_Task directions:_ In the college football recruiting passage below, who is named as the big surprise of the signing day analysis?

_Passage provided:_
******

Top recruits want to play in the conference, not just go to a single school in the Big Ten, Pac 12, or ACC.
7. Texas A&M had five girls monitoring its fax machine.
Those same five girls also monitor Johnny Manziel’s Twitter feed.
This year represented the culmination of what I’ve been telling y’all for the past couple of years: Texas A&M is on its way to becoming a college football giant.
Why? Because A&M saw what I saw, wedding itself to the SEC brand was going to give the Aggies the leg up on Texas that they’d never had before. The Longhorns can’t sell the Big 12 at all, all they can sell is the fact that Texas is Texas. That’s a good selling point when everyone else is playing by the same rules.
But what about when Texas A&M goes and changes the rules by joining a new conference?
Baby brother just struck oil. Now he’s coming to Thanksgiving dinner in his own jet.
A&M plus the SEC is now a recruiting monster. Pretty soon the Aggies are going to be getting whoever they want in Texas and shutting the door on their recruiting classes earlier than anyone in the country. That’s because A&M is Texas’s version of the Florida Gators, the only SEC brand in a football crazy state that produces insane amounts of talented players.
It’s no coincidence that the Gators get the best players in the state of Florida and it won’t be any coincidence when A&M is getting the best players in the state of Texas either.
Put simply, the SEC brand is worth its weight in gold.
8. There are only eight schools in America that are consistently recruiting at SEC-like levels right now.
Ohio State, Michigan, Notre Dame, Oklahoma, Texas, USC, Florida State and Clemson.
That’s it. (There’s some possibility that UCLA under Mora, Jr. and Oregon under Helfrich will recruit at this level too, but that remains to be seen).
This means there are more good recruiting schools in the SEC than there is in the rest of college football combined.
These are the only eight schools that will be able to compete with the SEC schools as we move into a playoff era. The unfortunate thing for the SEC is going to be that these schools only really have one school to compete with in their conference. That is, Ohio State and Michigan are going to rule the Big Ten, Oklahoma and Texas will duel in the Big 12, USC or UCLA, and Oregon in the PAC 12, and FSU and Clemson in the ACC. So all of these schools will have easier routes to the playoff than the SEC teams will.
That’s why an eight team playoff is going to be needed in the future, because otherwise undefeated teams from inferior conferences will be rewarded over one-loss SEC teams that are clearly superior.
Remember that last season we came awfully close to an Ohio State vs. Notre Dame or Kansas State vs. Notre Dame BCS title game.
9. Missouri’s recruiting class was pretty bad.
If I’m a Mizzou fan I’m disappointed that the first year in the SEC didn’t translate to better results. Especially when you consider that Auburn, Tennessee, Arkansas and Kentucky all four had substantially better classes than Missouri and they changed coaches at the end of the year.
A prediction: If Gary Pinkel doesn’t qualify for a bowl this year, I think the Tigers will offer him up as a sacrificial lamb and go get Bobby Petrino.
I really do.
10. ESPNU was outstanding all day.
Given that OKTC is not afraid to rip ESPN when they do stupid things, it’s only fair that we also hand out praise when it’s justified. ESPN’s signing day coverage was virtually flawless. Especially when you consider all the moving parts, the number of reporters, the number of kids picking schools, the amount of information to be processed, and the studio analysis.
We knew Derek Dooley would be good at signing day analysis, but Gene Chizik was the big surprise. He was very good as well.
ESPNU’s coverage was a solid five-star yesterday.
11. Auburn’s Montravius Adams brought back the airbrush.
That’s absolutely awesome.
It’s nice to know that airbrushed t’s are still getting it done even in 2013.

******

Stored data entries:
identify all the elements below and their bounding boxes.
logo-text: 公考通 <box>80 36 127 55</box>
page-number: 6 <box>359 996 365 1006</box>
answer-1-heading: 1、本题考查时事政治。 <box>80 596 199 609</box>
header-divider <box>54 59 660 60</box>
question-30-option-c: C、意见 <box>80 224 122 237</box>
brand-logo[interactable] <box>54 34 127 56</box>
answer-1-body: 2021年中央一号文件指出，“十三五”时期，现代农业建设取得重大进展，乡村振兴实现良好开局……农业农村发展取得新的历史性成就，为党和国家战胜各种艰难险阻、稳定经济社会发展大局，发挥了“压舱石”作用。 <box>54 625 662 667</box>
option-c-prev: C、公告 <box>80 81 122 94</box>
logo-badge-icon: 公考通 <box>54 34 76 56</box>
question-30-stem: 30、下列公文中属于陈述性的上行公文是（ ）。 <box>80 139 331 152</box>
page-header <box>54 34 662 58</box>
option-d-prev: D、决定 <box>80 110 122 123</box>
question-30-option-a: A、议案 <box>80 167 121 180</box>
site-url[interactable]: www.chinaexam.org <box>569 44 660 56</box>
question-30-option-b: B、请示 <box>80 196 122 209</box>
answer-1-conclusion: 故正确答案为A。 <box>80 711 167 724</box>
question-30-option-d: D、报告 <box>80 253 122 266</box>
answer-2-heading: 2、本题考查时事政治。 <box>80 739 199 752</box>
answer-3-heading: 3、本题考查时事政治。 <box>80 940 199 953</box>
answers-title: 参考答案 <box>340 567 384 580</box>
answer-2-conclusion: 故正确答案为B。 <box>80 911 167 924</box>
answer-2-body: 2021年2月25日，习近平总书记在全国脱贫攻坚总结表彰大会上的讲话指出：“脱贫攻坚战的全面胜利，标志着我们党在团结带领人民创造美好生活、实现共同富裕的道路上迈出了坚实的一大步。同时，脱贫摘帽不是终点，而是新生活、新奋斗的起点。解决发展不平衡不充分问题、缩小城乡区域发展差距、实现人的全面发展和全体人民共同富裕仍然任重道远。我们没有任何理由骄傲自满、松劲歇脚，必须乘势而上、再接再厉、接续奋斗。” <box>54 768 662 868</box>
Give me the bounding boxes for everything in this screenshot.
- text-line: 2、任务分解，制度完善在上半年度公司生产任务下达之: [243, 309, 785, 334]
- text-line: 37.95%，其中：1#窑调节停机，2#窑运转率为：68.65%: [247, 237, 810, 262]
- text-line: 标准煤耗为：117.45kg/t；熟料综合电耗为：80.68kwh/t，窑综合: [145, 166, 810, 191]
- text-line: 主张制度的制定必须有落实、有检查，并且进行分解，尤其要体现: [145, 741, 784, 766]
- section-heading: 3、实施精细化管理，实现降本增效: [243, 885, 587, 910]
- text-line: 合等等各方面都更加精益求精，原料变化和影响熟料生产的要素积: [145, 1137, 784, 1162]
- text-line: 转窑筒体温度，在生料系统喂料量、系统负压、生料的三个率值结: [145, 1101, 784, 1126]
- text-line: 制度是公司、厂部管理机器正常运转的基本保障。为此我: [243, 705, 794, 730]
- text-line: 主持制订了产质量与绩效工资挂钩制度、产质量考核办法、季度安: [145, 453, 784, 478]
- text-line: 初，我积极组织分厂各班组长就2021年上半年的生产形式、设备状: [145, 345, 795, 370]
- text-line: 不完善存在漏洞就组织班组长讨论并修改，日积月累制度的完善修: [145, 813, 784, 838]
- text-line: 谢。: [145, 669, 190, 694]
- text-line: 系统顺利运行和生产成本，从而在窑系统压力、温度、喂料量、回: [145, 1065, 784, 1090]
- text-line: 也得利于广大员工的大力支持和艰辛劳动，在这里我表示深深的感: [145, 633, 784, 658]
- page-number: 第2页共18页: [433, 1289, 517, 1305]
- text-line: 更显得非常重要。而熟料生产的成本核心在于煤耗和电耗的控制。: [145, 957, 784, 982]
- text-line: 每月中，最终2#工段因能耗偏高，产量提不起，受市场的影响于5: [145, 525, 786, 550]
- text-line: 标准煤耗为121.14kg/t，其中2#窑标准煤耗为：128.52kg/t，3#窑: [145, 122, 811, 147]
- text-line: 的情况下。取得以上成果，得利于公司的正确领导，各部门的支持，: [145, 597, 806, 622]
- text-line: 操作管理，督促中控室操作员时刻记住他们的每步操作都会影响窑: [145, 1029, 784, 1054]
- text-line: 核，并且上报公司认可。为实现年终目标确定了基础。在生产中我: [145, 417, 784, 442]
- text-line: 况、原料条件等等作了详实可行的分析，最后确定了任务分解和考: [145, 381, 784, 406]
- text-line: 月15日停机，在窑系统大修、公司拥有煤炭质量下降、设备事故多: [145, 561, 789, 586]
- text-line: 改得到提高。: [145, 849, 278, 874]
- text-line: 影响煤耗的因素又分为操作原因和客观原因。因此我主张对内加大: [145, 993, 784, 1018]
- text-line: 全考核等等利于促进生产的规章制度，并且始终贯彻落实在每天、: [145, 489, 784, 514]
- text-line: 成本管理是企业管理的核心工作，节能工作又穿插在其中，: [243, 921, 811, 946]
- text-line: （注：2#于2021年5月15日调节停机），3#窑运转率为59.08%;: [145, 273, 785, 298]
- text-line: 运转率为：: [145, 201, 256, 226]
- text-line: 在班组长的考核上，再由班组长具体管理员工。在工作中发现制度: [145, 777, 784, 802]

******

_Answer for this exercise:_ Gene Chizik.